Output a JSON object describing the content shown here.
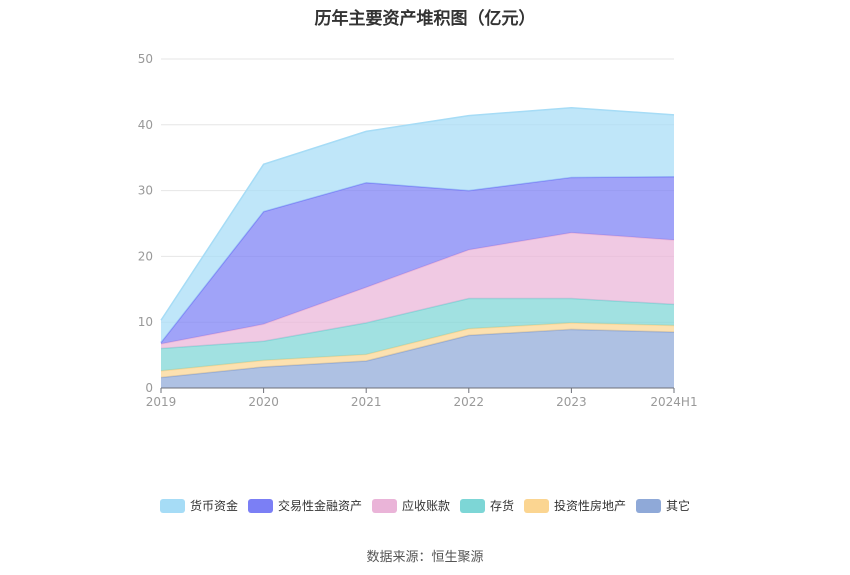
{
  "chart_data": {
    "type": "area",
    "stacked": true,
    "title": "历年主要资产堆积图（亿元）",
    "xlabel": "",
    "ylabel": "",
    "categories": [
      "2019",
      "2020",
      "2021",
      "2022",
      "2023",
      "2024H1"
    ],
    "ylim": [
      0,
      50
    ],
    "yticks": [
      0,
      10,
      20,
      30,
      40,
      50
    ],
    "grid": true,
    "legend_position": "bottom",
    "series": [
      {
        "name": "其它",
        "color": "#8fa9d8",
        "values": [
          1.6,
          3.2,
          4.1,
          8.0,
          8.9,
          8.5
        ]
      },
      {
        "name": "投资性房地产",
        "color": "#fbd591",
        "values": [
          1.0,
          1.0,
          1.0,
          1.0,
          1.0,
          1.0
        ]
      },
      {
        "name": "存货",
        "color": "#7dd6d6",
        "values": [
          3.4,
          2.9,
          4.8,
          4.6,
          3.7,
          3.2
        ]
      },
      {
        "name": "应收账款",
        "color": "#eab4d8",
        "values": [
          0.7,
          2.6,
          5.4,
          7.4,
          10.0,
          9.8
        ]
      },
      {
        "name": "交易性金融资产",
        "color": "#7b7ff5",
        "values": [
          0.2,
          17.1,
          15.9,
          9.0,
          8.4,
          9.6
        ]
      },
      {
        "name": "货币资金",
        "color": "#a6dcf6",
        "values": [
          3.4,
          7.2,
          7.8,
          11.4,
          10.6,
          9.4
        ]
      }
    ],
    "legend_order": [
      "货币资金",
      "交易性金融资产",
      "应收账款",
      "存货",
      "投资性房地产",
      "其它"
    ]
  },
  "source": "数据来源：恒生聚源"
}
──────────────────────────────
STATED EXERCISE:
Pick out, from the lines above, every one that contains the string "name".

EXERCISE RESPONSE:
        "name": "其它",
        "name": "投资性房地产",
        "name": "存货",
        "name": "应收账款",
        "name": "交易性金融资产",
        "name": "货币资金",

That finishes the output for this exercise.